Each line of the listing must be transcribed exactly, except for the images, which should be excluded.

> **RECORDS FOR THIS TASK**:
--------------------------------

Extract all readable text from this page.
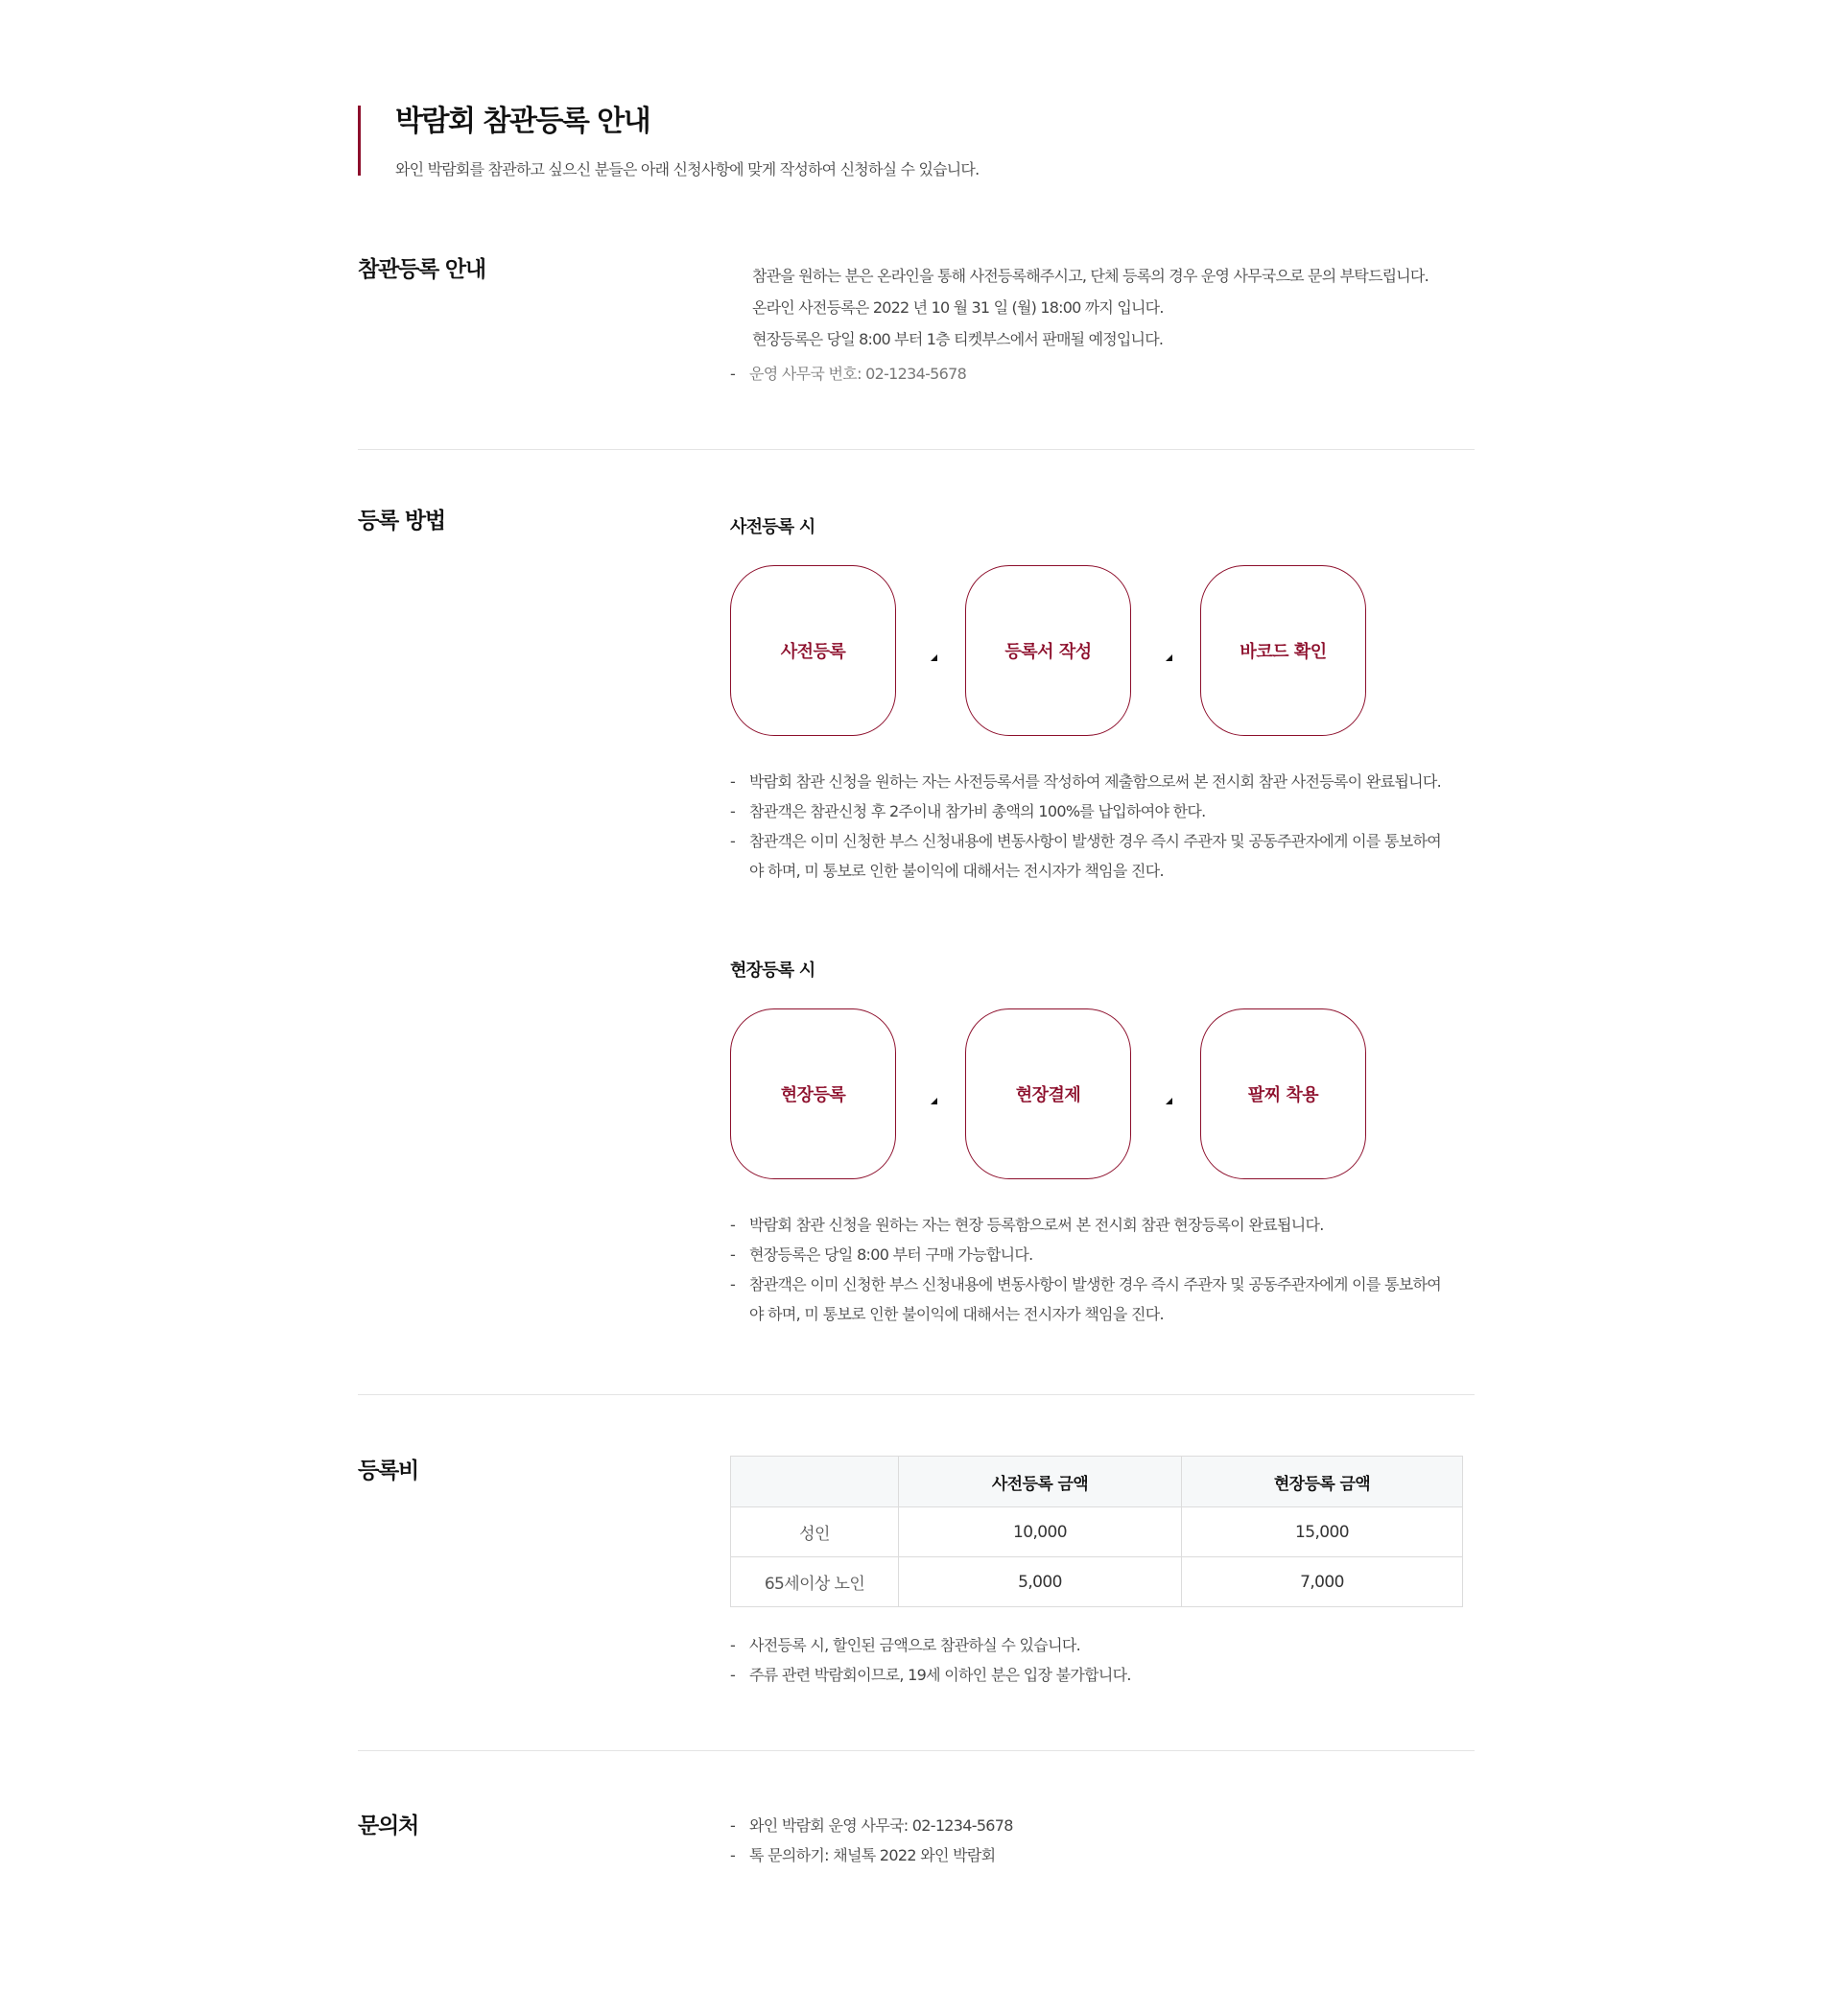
박람회 참관등록 안내
와인 박람회를 참관하고 싶으신 분들은 아래 신청사항에 맞게 작성하여 신청하실 수 있습니다.
참관등록 안내	참관을 원하는 분은 온라인을 통해 사전등록해주시고, 단체 등록의 경우 운영 사무국으로 문의 부탁드립니다.
온라인 사전등록은 2022 년 10 월 31 일 (월) 18:00 까지 입니다.
현장등록은 당일 8:00 부터 1층 티켓부스에서 판매될 예정입니다.
- 운영 사무국 번호: 02-1234-5678
등록 방법	사전등록 시
사전등록	등록서 작성	바코드 확인
- 박람회 참관 신청을 원하는 자는 사전등록서를 작성하여 제출함으로써 본 전시회 참관 사전등록이 완료됩니다.
- 참관객은 참관신청 후 2주이내 참가비 총액의 100%를 납입하여야 한다.
- 참관객은 이미 신청한 부스 신청내용에 변동사항이 발생한 경우 즉시 주관자 및 공동주관자에게 이를 통보하여야 하며, 미 통보로 인한 불이익에 대해서는 전시자가 책임을 진다.
현장등록 시
현장등록	현장결제	팔찌 착용
- 박람회 참관 신청을 원하는 자는 현장 등록함으로써 본 전시회 참관 현장등록이 완료됩니다.
- 현장등록은 당일 8:00 부터 구매 가능합니다.
- 참관객은 이미 신청한 부스 신청내용에 변동사항이 발생한 경우 즉시 주관자 및 공동주관자에게 이를 통보하여야 하며, 미 통보로 인한 불이익에 대해서는 전시자가 책임을 진다.
등록비
	사전등록 금액	현장등록 금액
성인	10,000	15,000
65세이상 노인	5,000	7,000
- 사전등록 시, 할인된 금액으로 참관하실 수 있습니다.
- 주류 관련 박람회이므로, 19세 이하인 분은 입장 불가합니다.
문의처	- 와인 박람회 운영 사무국: 02-1234-5678
- 톡 문의하기: 채널톡 2022 와인 박람회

--------------------------------

> **RESULT FOR THIS TASK**:
Extract all readable text from this page.
박람회 참관등록 안내
와인 박람회를 참관하고 싶으신 분들은 아래 신청사항에 맞게 작성하여 신청하실 수 있습니다.
참관등록 안내	참관을 원하는 분은 온라인을 통해 사전등록해주시고, 단체 등록의 경우 운영 사무국으로 문의 부탁드립니다.
온라인 사전등록은 2022 년 10 월 31 일 (월) 18:00 까지 입니다.
현장등록은 당일 8:00 부터 1층 티켓부스에서 판매될 예정입니다.
- 운영 사무국 번호: 02-1234-5678
등록 방법	사전등록 시
사전등록	등록서 작성	바코드 확인
- 박람회 참관 신청을 원하는 자는 사전등록서를 작성하여 제출함으로써 본 전시회 참관 사전등록이 완료됩니다.
- 참관객은 참관신청 후 2주이내 참가비 총액의 100%를 납입하여야 한다.
- 참관객은 이미 신청한 부스 신청내용에 변동사항이 발생한 경우 즉시 주관자 및 공동주관자에게 이를 통보하여야 하며, 미 통보로 인한 불이익에 대해서는 전시자가 책임을 진다.
현장등록 시
현장등록	현장결제	팔찌 착용
- 박람회 참관 신청을 원하는 자는 현장 등록함으로써 본 전시회 참관 현장등록이 완료됩니다.
- 현장등록은 당일 8:00 부터 구매 가능합니다.
- 참관객은 이미 신청한 부스 신청내용에 변동사항이 발생한 경우 즉시 주관자 및 공동주관자에게 이를 통보하여야 하며, 미 통보로 인한 불이익에 대해서는 전시자가 책임을 진다.
등록비
	사전등록 금액	현장등록 금액
성인	10,000	15,000
65세이상 노인	5,000	7,000
- 사전등록 시, 할인된 금액으로 참관하실 수 있습니다.
- 주류 관련 박람회이므로, 19세 이하인 분은 입장 불가합니다.
문의처	- 와인 박람회 운영 사무국: 02-1234-5678
- 톡 문의하기: 채널톡 2022 와인 박람회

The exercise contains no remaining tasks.